--- Start ---

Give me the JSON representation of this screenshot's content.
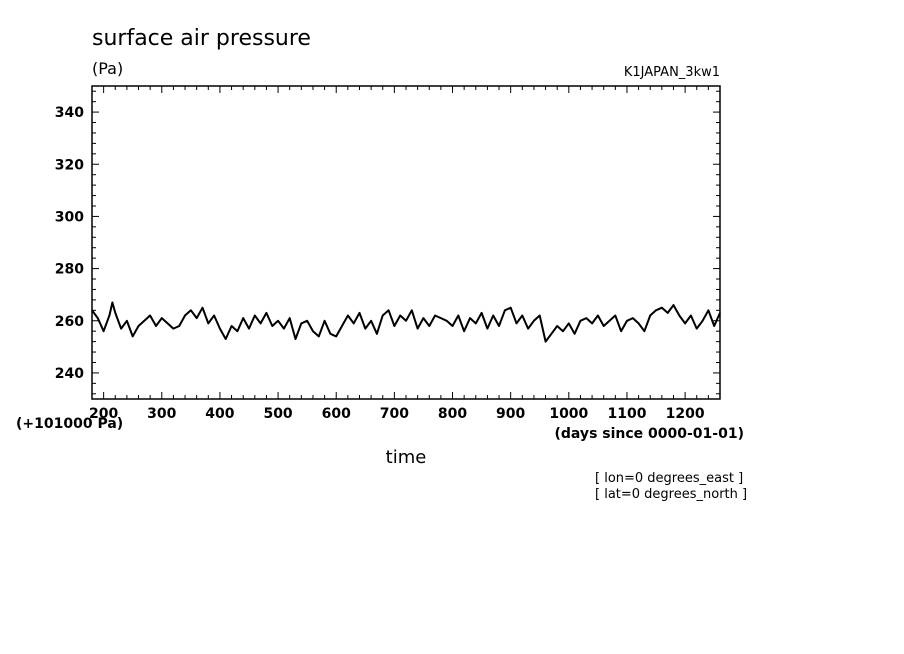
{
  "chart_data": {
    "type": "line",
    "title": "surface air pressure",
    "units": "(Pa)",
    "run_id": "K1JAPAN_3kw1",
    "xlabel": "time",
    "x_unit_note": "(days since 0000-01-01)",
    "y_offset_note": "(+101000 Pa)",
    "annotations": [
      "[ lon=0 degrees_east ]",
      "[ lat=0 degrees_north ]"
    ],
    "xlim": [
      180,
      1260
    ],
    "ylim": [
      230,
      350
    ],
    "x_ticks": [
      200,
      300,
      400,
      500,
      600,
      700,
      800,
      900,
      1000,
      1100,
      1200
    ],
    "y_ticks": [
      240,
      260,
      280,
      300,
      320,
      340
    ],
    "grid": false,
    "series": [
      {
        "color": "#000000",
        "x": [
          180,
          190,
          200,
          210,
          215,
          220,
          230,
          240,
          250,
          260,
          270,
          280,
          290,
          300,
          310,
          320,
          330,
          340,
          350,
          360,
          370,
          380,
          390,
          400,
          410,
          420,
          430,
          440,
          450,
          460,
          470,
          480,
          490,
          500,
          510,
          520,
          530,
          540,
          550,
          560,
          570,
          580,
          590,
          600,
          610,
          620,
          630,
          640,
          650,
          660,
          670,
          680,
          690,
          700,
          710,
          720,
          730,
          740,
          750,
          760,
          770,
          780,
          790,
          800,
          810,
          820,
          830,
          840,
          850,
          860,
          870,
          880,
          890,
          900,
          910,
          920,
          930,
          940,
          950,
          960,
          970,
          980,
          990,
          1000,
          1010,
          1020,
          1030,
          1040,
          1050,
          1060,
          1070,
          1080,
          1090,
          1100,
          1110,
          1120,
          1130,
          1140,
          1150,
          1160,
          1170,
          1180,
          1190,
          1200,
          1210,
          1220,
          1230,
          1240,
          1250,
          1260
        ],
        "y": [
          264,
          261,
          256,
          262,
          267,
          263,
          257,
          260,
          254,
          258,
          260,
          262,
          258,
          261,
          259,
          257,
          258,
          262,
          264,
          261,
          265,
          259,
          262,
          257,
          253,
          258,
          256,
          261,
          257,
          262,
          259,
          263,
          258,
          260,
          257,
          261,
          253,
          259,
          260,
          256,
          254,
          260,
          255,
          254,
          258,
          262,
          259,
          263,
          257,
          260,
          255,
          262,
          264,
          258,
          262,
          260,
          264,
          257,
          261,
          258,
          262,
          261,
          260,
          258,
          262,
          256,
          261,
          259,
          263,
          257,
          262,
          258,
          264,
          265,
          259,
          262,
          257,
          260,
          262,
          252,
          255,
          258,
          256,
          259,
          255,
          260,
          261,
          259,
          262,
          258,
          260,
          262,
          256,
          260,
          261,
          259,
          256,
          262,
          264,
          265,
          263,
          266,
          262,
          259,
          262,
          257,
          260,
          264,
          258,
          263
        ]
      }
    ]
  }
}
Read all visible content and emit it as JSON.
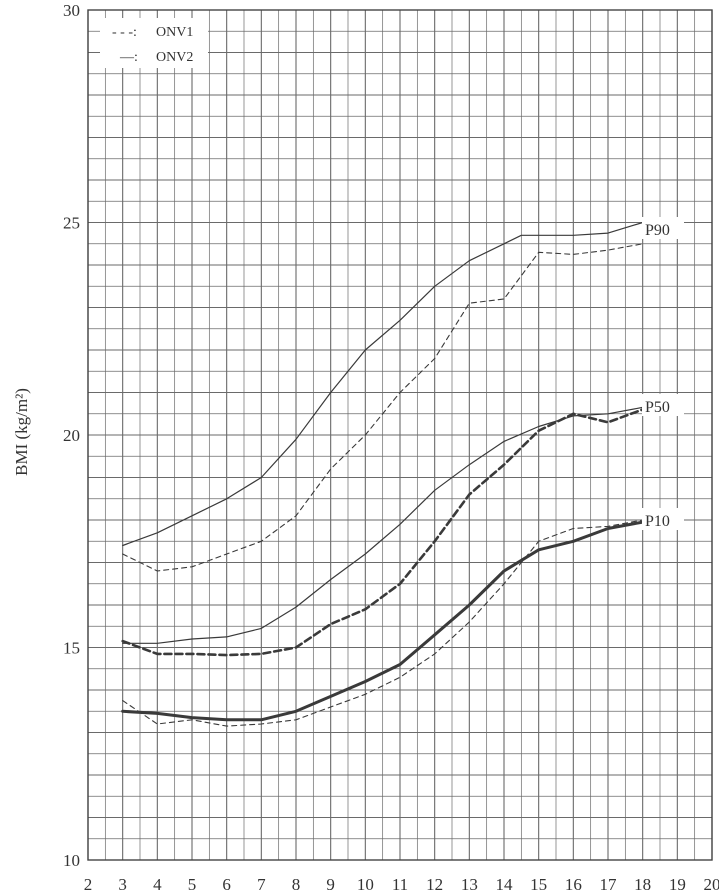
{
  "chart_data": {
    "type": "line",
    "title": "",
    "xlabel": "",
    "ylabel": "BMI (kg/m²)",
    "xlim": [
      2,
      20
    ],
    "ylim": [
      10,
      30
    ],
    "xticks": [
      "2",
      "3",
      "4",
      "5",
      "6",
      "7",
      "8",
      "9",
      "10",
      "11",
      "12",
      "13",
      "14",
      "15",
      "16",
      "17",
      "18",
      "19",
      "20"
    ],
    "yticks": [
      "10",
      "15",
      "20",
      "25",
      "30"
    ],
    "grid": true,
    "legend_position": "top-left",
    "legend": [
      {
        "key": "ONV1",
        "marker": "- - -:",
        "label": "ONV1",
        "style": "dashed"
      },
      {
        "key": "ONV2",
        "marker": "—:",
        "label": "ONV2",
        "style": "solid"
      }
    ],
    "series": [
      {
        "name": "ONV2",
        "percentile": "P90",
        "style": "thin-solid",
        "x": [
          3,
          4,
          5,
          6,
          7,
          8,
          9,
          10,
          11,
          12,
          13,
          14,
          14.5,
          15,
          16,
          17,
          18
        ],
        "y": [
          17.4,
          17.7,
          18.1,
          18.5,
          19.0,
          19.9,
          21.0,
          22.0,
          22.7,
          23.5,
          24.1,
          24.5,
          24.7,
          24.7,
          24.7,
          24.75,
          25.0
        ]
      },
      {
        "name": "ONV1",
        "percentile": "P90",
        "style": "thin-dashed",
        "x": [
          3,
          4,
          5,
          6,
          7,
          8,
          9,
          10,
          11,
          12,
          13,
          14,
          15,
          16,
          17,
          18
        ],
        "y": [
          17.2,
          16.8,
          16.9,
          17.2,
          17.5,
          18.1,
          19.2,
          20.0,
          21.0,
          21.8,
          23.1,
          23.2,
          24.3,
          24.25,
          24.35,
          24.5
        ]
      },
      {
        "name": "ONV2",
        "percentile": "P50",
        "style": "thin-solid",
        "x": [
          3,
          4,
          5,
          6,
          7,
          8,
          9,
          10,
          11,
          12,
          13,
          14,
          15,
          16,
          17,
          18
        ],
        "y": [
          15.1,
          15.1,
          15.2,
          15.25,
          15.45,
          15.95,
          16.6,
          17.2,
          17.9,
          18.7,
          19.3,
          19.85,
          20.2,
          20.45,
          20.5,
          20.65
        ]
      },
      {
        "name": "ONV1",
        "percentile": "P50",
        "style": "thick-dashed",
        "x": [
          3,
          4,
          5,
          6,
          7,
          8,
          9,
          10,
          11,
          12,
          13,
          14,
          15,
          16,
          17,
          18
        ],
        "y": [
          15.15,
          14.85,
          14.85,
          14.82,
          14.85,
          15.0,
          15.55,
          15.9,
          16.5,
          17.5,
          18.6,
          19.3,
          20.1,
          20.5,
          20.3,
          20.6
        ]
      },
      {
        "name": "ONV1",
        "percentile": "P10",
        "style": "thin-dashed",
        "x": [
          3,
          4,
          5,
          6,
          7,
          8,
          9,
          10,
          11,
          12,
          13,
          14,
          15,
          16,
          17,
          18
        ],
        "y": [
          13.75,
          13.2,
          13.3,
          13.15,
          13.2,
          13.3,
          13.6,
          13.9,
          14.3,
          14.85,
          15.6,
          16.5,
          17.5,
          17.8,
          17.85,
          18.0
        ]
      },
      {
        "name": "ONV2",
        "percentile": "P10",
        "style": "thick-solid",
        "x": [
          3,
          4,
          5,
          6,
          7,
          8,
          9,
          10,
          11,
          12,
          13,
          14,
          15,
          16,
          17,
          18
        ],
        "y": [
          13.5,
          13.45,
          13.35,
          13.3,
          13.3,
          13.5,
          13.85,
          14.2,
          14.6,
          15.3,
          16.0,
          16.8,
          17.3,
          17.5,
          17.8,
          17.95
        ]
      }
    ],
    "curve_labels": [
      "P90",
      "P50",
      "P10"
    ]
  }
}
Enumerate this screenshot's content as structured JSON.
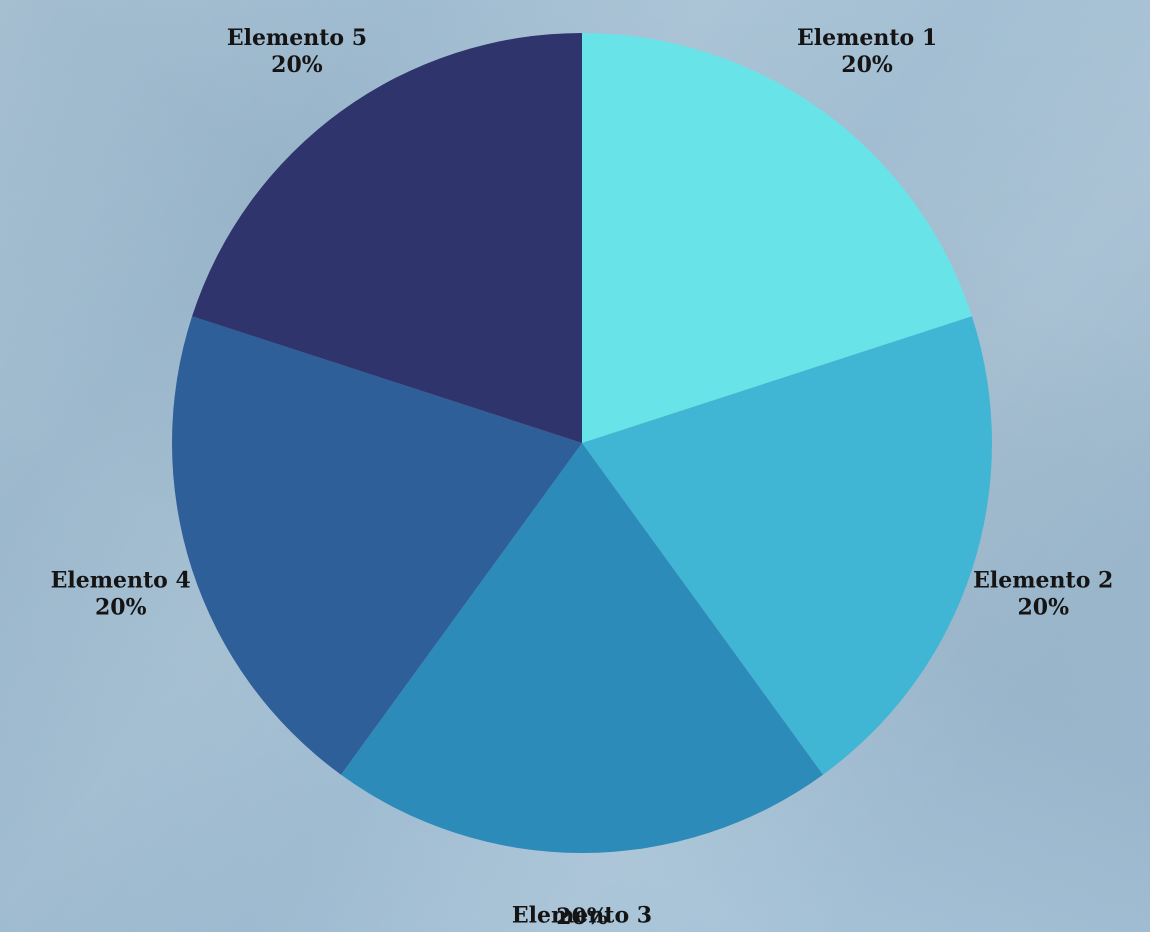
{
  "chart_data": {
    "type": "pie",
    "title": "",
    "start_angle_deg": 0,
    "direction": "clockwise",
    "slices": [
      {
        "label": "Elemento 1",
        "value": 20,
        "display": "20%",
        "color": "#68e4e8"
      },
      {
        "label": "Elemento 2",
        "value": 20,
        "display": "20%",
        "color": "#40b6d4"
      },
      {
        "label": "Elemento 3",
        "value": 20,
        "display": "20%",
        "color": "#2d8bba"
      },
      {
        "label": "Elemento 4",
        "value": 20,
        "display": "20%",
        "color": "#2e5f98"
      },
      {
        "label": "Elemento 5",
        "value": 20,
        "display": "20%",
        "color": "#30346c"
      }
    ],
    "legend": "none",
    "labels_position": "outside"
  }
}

--- End ---

## [What is required]
The records above are to be quoted exactly, with all pictures left out.

## [Reply to the task]
Give me the JSON representation of this screenshot's content.
{
  "chart_data": {
    "type": "line",
    "title": "surface air pressure",
    "units": "(Pa)",
    "run_id": "K1JAPAN_3kw1",
    "xlabel": "time",
    "x_unit_note": "(days since 0000-01-01)",
    "y_offset_note": "(+101000 Pa)",
    "annotations": [
      "[ lon=0 degrees_east ]",
      "[ lat=0 degrees_north ]"
    ],
    "xlim": [
      180,
      1260
    ],
    "ylim": [
      230,
      350
    ],
    "x_ticks": [
      200,
      300,
      400,
      500,
      600,
      700,
      800,
      900,
      1000,
      1100,
      1200
    ],
    "y_ticks": [
      240,
      260,
      280,
      300,
      320,
      340
    ],
    "grid": false,
    "series": [
      {
        "color": "#000000",
        "x": [
          180,
          190,
          200,
          210,
          215,
          220,
          230,
          240,
          250,
          260,
          270,
          280,
          290,
          300,
          310,
          320,
          330,
          340,
          350,
          360,
          370,
          380,
          390,
          400,
          410,
          420,
          430,
          440,
          450,
          460,
          470,
          480,
          490,
          500,
          510,
          520,
          530,
          540,
          550,
          560,
          570,
          580,
          590,
          600,
          610,
          620,
          630,
          640,
          650,
          660,
          670,
          680,
          690,
          700,
          710,
          720,
          730,
          740,
          750,
          760,
          770,
          780,
          790,
          800,
          810,
          820,
          830,
          840,
          850,
          860,
          870,
          880,
          890,
          900,
          910,
          920,
          930,
          940,
          950,
          960,
          970,
          980,
          990,
          1000,
          1010,
          1020,
          1030,
          1040,
          1050,
          1060,
          1070,
          1080,
          1090,
          1100,
          1110,
          1120,
          1130,
          1140,
          1150,
          1160,
          1170,
          1180,
          1190,
          1200,
          1210,
          1220,
          1230,
          1240,
          1250,
          1260
        ],
        "y": [
          264,
          261,
          256,
          262,
          267,
          263,
          257,
          260,
          254,
          258,
          260,
          262,
          258,
          261,
          259,
          257,
          258,
          262,
          264,
          261,
          265,
          259,
          262,
          257,
          253,
          258,
          256,
          261,
          257,
          262,
          259,
          263,
          258,
          260,
          257,
          261,
          253,
          259,
          260,
          256,
          254,
          260,
          255,
          254,
          258,
          262,
          259,
          263,
          257,
          260,
          255,
          262,
          264,
          258,
          262,
          260,
          264,
          257,
          261,
          258,
          262,
          261,
          260,
          258,
          262,
          256,
          261,
          259,
          263,
          257,
          262,
          258,
          264,
          265,
          259,
          262,
          257,
          260,
          262,
          252,
          255,
          258,
          256,
          259,
          255,
          260,
          261,
          259,
          262,
          258,
          260,
          262,
          256,
          260,
          261,
          259,
          256,
          262,
          264,
          265,
          263,
          266,
          262,
          259,
          262,
          257,
          260,
          264,
          258,
          263
        ]
      }
    ]
  }
}
Read all visible content and emit it as JSON.
{
  "chart_data": {
    "type": "line",
    "title": "",
    "xlabel": "",
    "ylabel": "BMI (kg/m²)",
    "xlim": [
      2,
      20
    ],
    "ylim": [
      10,
      30
    ],
    "xticks": [
      "2",
      "3",
      "4",
      "5",
      "6",
      "7",
      "8",
      "9",
      "10",
      "11",
      "12",
      "13",
      "14",
      "15",
      "16",
      "17",
      "18",
      "19",
      "20"
    ],
    "yticks": [
      "10",
      "15",
      "20",
      "25",
      "30"
    ],
    "grid": true,
    "legend_position": "top-left",
    "legend": [
      {
        "key": "ONV1",
        "marker": "- - -:",
        "label": "ONV1",
        "style": "dashed"
      },
      {
        "key": "ONV2",
        "marker": "—:",
        "label": "ONV2",
        "style": "solid"
      }
    ],
    "series": [
      {
        "name": "ONV2",
        "percentile": "P90",
        "style": "thin-solid",
        "x": [
          3,
          4,
          5,
          6,
          7,
          8,
          9,
          10,
          11,
          12,
          13,
          14,
          14.5,
          15,
          16,
          17,
          18
        ],
        "y": [
          17.4,
          17.7,
          18.1,
          18.5,
          19.0,
          19.9,
          21.0,
          22.0,
          22.7,
          23.5,
          24.1,
          24.5,
          24.7,
          24.7,
          24.7,
          24.75,
          25.0
        ]
      },
      {
        "name": "ONV1",
        "percentile": "P90",
        "style": "thin-dashed",
        "x": [
          3,
          4,
          5,
          6,
          7,
          8,
          9,
          10,
          11,
          12,
          13,
          14,
          15,
          16,
          17,
          18
        ],
        "y": [
          17.2,
          16.8,
          16.9,
          17.2,
          17.5,
          18.1,
          19.2,
          20.0,
          21.0,
          21.8,
          23.1,
          23.2,
          24.3,
          24.25,
          24.35,
          24.5
        ]
      },
      {
        "name": "ONV2",
        "percentile": "P50",
        "style": "thin-solid",
        "x": [
          3,
          4,
          5,
          6,
          7,
          8,
          9,
          10,
          11,
          12,
          13,
          14,
          15,
          16,
          17,
          18
        ],
        "y": [
          15.1,
          15.1,
          15.2,
          15.25,
          15.45,
          15.95,
          16.6,
          17.2,
          17.9,
          18.7,
          19.3,
          19.85,
          20.2,
          20.45,
          20.5,
          20.65
        ]
      },
      {
        "name": "ONV1",
        "percentile": "P50",
        "style": "thick-dashed",
        "x": [
          3,
          4,
          5,
          6,
          7,
          8,
          9,
          10,
          11,
          12,
          13,
          14,
          15,
          16,
          17,
          18
        ],
        "y": [
          15.15,
          14.85,
          14.85,
          14.82,
          14.85,
          15.0,
          15.55,
          15.9,
          16.5,
          17.5,
          18.6,
          19.3,
          20.1,
          20.5,
          20.3,
          20.6
        ]
      },
      {
        "name": "ONV1",
        "percentile": "P10",
        "style": "thin-dashed",
        "x": [
          3,
          4,
          5,
          6,
          7,
          8,
          9,
          10,
          11,
          12,
          13,
          14,
          15,
          16,
          17,
          18
        ],
        "y": [
          13.75,
          13.2,
          13.3,
          13.15,
          13.2,
          13.3,
          13.6,
          13.9,
          14.3,
          14.85,
          15.6,
          16.5,
          17.5,
          17.8,
          17.85,
          18.0
        ]
      },
      {
        "name": "ONV2",
        "percentile": "P10",
        "style": "thick-solid",
        "x": [
          3,
          4,
          5,
          6,
          7,
          8,
          9,
          10,
          11,
          12,
          13,
          14,
          15,
          16,
          17,
          18
        ],
        "y": [
          13.5,
          13.45,
          13.35,
          13.3,
          13.3,
          13.5,
          13.85,
          14.2,
          14.6,
          15.3,
          16.0,
          16.8,
          17.3,
          17.5,
          17.8,
          17.95
        ]
      }
    ],
    "curve_labels": [
      "P90",
      "P50",
      "P10"
    ]
  }
}
Enumerate this screenshot's content as structured JSON.
{
  "chart_data": {
    "type": "pie",
    "title": "",
    "start_angle_deg": 0,
    "direction": "clockwise",
    "slices": [
      {
        "label": "Elemento 1",
        "value": 20,
        "display": "20%",
        "color": "#68e4e8"
      },
      {
        "label": "Elemento 2",
        "value": 20,
        "display": "20%",
        "color": "#40b6d4"
      },
      {
        "label": "Elemento 3",
        "value": 20,
        "display": "20%",
        "color": "#2d8bba"
      },
      {
        "label": "Elemento 4",
        "value": 20,
        "display": "20%",
        "color": "#2e5f98"
      },
      {
        "label": "Elemento 5",
        "value": 20,
        "display": "20%",
        "color": "#30346c"
      }
    ],
    "legend": "none",
    "labels_position": "outside"
  }
}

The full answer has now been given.